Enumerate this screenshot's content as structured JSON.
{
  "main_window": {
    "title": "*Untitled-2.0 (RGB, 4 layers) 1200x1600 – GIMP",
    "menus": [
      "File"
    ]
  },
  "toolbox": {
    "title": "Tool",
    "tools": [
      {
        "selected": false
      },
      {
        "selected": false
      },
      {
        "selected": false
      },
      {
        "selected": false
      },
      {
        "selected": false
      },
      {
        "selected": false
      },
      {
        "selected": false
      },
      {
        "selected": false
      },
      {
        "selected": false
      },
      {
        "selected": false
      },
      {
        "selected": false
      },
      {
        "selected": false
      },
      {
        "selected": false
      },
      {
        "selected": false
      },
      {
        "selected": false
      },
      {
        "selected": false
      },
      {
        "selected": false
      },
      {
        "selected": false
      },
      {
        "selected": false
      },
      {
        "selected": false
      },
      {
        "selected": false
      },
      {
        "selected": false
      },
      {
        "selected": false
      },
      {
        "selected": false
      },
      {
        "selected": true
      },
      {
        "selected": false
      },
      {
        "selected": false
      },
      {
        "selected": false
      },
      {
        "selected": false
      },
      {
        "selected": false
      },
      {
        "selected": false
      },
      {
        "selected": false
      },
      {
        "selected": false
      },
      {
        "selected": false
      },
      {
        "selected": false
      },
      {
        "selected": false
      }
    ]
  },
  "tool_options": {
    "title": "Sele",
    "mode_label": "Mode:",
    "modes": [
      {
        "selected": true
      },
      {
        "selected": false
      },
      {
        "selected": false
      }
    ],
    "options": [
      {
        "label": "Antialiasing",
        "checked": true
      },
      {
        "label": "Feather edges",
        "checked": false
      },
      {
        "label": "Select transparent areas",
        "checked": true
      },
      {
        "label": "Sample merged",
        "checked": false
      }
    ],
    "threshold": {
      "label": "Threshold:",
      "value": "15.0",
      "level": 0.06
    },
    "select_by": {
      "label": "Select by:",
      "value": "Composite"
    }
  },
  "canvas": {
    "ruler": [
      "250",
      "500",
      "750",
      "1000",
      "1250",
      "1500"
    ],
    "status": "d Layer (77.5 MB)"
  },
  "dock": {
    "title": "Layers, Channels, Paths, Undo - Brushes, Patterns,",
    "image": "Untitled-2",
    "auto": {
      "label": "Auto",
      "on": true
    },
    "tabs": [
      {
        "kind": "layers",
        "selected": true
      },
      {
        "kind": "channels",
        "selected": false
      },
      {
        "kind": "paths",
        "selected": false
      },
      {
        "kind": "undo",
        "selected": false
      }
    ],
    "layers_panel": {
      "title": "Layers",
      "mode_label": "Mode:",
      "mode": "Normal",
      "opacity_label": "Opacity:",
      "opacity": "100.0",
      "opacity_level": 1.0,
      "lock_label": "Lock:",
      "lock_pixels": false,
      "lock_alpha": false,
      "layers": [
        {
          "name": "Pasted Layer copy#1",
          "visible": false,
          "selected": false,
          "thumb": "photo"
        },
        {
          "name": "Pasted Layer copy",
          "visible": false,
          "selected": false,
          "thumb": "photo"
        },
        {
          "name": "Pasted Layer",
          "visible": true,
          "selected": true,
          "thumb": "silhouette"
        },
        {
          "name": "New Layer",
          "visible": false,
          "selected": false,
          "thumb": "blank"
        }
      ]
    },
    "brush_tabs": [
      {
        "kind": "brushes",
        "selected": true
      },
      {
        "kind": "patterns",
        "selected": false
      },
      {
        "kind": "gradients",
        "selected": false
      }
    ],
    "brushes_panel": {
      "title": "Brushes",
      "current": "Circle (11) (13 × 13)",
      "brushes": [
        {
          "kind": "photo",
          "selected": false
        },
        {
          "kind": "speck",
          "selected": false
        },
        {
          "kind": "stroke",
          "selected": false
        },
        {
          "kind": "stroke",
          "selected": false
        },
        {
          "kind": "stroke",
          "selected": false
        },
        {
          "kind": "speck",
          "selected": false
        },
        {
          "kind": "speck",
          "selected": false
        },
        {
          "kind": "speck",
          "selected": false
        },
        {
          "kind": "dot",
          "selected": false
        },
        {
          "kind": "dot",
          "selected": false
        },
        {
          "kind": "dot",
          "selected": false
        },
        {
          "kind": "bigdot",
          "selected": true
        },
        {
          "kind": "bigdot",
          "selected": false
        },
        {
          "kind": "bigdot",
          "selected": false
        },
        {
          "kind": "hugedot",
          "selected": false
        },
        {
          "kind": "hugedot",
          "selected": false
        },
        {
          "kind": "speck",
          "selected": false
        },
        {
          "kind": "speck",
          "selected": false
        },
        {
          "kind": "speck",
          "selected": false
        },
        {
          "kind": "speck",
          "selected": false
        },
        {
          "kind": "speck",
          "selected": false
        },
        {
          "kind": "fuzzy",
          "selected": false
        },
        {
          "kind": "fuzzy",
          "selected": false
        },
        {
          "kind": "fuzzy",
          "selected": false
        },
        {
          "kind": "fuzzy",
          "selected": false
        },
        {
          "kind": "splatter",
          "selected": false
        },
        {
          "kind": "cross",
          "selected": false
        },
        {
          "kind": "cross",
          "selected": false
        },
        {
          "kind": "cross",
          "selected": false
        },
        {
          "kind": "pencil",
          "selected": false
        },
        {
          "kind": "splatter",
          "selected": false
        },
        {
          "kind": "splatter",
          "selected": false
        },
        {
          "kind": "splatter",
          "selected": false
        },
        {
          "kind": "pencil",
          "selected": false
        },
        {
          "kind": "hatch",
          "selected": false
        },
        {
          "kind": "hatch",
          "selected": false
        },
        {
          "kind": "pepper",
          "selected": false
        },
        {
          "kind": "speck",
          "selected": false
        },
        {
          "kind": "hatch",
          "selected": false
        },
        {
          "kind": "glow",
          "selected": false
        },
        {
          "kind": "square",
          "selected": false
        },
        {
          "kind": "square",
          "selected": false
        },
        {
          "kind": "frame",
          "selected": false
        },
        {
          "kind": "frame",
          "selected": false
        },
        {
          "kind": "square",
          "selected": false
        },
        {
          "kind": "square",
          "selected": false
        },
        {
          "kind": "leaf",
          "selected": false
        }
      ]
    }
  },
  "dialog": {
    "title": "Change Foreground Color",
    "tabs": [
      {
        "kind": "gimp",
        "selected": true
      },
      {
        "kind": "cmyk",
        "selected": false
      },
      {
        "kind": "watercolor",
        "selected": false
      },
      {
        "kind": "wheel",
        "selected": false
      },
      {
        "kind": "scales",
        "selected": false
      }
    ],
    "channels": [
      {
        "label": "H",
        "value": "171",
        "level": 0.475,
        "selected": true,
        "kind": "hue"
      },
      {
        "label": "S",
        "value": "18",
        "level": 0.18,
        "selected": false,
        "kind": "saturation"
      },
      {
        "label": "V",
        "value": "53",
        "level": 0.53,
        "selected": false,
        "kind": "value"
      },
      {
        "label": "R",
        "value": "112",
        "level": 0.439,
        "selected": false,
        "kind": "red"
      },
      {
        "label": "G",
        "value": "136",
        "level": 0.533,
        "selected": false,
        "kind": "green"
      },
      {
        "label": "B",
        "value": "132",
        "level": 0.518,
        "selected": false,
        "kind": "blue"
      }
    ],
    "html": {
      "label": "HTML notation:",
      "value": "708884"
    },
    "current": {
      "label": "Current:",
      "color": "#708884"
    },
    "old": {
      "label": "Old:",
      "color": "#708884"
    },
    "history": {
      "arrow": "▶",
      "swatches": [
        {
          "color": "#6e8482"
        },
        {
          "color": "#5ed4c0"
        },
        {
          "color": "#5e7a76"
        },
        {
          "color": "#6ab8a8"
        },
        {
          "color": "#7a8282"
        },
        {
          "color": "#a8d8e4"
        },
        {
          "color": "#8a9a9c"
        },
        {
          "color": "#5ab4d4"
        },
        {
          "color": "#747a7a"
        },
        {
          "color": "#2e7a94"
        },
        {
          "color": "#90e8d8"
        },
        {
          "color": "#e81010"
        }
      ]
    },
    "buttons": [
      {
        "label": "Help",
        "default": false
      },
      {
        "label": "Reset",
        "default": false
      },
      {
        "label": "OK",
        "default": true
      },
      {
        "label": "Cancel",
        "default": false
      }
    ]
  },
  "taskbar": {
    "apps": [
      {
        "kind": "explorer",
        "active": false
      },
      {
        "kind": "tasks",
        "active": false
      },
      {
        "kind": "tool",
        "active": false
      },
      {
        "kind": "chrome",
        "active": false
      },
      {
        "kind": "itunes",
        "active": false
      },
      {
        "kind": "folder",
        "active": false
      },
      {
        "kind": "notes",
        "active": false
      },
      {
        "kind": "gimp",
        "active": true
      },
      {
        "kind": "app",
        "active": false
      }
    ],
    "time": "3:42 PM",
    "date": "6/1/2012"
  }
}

───

#### Prompt
Tally every line of the data that holds the word "thumb" and write the count alone.

#### Task response
4